## TEXT SEGMENT:
Making the census count – and accountable

October 3, 2022 | Blog
Home > Making the census count – and accountable

by Richard Rodger (Edinburgh University)

The author is Professor Emeritus of Economic and Social History at Edinburgh University and a Fellow of the Academy of Social Sciences. He has published widely on British and European urban history, including a recent article in the Economic History Review.

 

For a country obsessed with its history, we are rather casual with our records. We authorize transcriptions of our censuses, but do not cross-check the accuracy of the digitized version.

 

Take this example from Rochdale in 1871; see figure 1. The enumerator’s handwriting is very precise. Transcription should be straightforward. But it is not a full (never mind an exact) transcription as it appears in the digitized census.

 

Gone are:

  1. house numbers
  2. the relationship to head of family
  3. precise age of those under 1 year old
  4. occupation
  5. birthplace below county level
  6. disability – blind, lunatic, deaf, etc.

 

Figure 1.   Census and transcription for Rochdale, 1871

 

Worse still, editorial information has been added which undermines the claim to an ‘accurate transcription’. For example, a ‘birth year’ column is introduced but is an automated addition with only a 50 per cent chance of being accurate. Mary Ann Fitton declared she was aged 57, which the digitized census calculates to be 1814 (i.e. 1871 minus 57), which is assigned as her year of birth. But suppose her date of birth was in between June and December 1813? She would be 70 when the census was taken on 2 April 1871. The column purports to provide accuracy. Instead, it manufactures inaccuracy which misleads those who then search through record linkages for death certificates, wills, and other documents.

(Structured page parsing data)
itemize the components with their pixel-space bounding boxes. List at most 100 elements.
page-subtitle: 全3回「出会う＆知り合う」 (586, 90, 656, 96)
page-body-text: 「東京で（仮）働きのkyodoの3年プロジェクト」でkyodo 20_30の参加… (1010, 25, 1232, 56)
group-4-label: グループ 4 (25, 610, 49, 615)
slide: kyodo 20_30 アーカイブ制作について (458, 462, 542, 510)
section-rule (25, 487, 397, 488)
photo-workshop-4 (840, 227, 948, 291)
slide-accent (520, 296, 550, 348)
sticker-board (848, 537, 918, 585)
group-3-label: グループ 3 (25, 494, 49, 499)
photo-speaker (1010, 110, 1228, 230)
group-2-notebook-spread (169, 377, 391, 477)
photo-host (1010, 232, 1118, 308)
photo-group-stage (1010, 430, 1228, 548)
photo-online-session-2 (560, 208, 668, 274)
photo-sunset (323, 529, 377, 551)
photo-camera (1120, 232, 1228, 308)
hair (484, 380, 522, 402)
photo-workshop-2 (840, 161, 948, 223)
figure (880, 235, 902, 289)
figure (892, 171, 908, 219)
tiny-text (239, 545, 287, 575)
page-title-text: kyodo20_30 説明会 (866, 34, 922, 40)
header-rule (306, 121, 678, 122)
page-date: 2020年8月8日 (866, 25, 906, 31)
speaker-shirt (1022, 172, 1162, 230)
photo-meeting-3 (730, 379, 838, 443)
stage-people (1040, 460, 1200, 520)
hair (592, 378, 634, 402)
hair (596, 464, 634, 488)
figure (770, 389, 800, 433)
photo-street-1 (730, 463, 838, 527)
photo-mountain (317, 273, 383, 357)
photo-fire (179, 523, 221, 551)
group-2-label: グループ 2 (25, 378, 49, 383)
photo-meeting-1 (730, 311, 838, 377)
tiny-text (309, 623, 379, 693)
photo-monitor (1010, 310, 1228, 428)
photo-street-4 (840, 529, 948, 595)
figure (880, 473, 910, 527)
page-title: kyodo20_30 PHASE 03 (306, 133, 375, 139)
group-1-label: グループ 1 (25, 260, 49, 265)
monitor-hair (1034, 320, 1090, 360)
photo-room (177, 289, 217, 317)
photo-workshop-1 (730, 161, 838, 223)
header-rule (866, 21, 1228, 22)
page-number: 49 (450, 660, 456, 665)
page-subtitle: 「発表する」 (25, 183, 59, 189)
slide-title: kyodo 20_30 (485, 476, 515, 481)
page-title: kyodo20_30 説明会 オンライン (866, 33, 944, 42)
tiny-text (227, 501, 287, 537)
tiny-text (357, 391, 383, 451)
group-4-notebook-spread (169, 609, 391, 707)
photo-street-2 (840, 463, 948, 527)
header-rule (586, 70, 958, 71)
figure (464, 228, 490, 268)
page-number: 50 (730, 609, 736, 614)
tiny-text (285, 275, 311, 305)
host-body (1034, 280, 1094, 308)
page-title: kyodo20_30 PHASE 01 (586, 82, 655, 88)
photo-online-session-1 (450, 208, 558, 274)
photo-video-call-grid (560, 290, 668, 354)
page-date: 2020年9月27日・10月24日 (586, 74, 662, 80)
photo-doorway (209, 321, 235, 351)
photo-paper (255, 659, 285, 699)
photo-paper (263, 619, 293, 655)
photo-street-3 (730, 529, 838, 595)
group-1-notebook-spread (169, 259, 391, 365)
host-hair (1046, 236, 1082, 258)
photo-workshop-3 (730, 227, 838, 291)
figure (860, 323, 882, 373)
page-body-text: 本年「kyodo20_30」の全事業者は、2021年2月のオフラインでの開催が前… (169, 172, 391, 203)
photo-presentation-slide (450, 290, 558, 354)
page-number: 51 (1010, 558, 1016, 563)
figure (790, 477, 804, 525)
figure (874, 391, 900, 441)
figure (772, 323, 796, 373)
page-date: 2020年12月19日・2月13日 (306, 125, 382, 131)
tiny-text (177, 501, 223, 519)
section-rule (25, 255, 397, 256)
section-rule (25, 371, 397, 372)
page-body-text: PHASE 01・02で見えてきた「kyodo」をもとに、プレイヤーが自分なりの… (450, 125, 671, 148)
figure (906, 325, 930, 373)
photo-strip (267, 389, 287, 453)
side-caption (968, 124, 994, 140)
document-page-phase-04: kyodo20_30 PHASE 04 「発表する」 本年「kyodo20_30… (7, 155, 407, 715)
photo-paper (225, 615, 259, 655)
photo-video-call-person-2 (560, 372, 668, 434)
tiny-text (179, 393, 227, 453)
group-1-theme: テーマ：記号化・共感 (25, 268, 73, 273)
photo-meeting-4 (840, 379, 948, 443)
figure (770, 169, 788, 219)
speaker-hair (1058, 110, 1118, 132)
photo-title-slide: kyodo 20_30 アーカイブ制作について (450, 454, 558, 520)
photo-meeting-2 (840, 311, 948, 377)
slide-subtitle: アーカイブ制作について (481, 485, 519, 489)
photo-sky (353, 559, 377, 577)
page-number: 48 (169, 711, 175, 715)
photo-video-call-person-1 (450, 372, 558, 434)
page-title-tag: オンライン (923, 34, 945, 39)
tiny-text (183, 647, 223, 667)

## PROBLEM SET:
**1.** According to the census blog post, why does the added "birth year" column undermine the claim to an accurate transcription? Answer in one to three sentences.
**2.** In the census blog post, what age did Mary Ann Fitton declare?
**3.** Pick up the census blog post after its last sentence and keep writing.

## OUTPUTS FOR THE TASKS:
**1.** The column is an automated addition that subtracts a person's declared age from 1871, so it has only a 50 per cent chance of being accurate. It therefore manufactures inaccuracy that misleads people searching linked records such as death certificates and wills.

**2.** 57

**3.**
 

In Scotland, matters are worse. Paying subscribers are not even permitted to see an image of the original document. Worse still for Scotland, it is not possible to consult the enumerators’ books page by page, and so searches are at the level of an individual record and so more time-consuming, and thus more expensive to search. And of course, the digitized Census of Scotland for 1911 is not yet available on the same basis as in England, and as for the 1921 Census in Scotland, well …

 

Just as frustrating is the inaccurate spelling of street names in the digitized censuses. This could quickly and cheaply be cross-checked and corrected by a panel of local historians who could also vet the surnames which are often mis-spelled (approximately 1 in 20 according to my recent sample of 13,000 individuals) in the digitized version. As the heaviest users of the digitized census, local historians would willingly provide a reservoir of free labour to improve the quality of what should be a priceless historical asset – OUR censuses.

 

Surely it is time for some form of audit and quality control to be introduced into this aspect of government expenditure.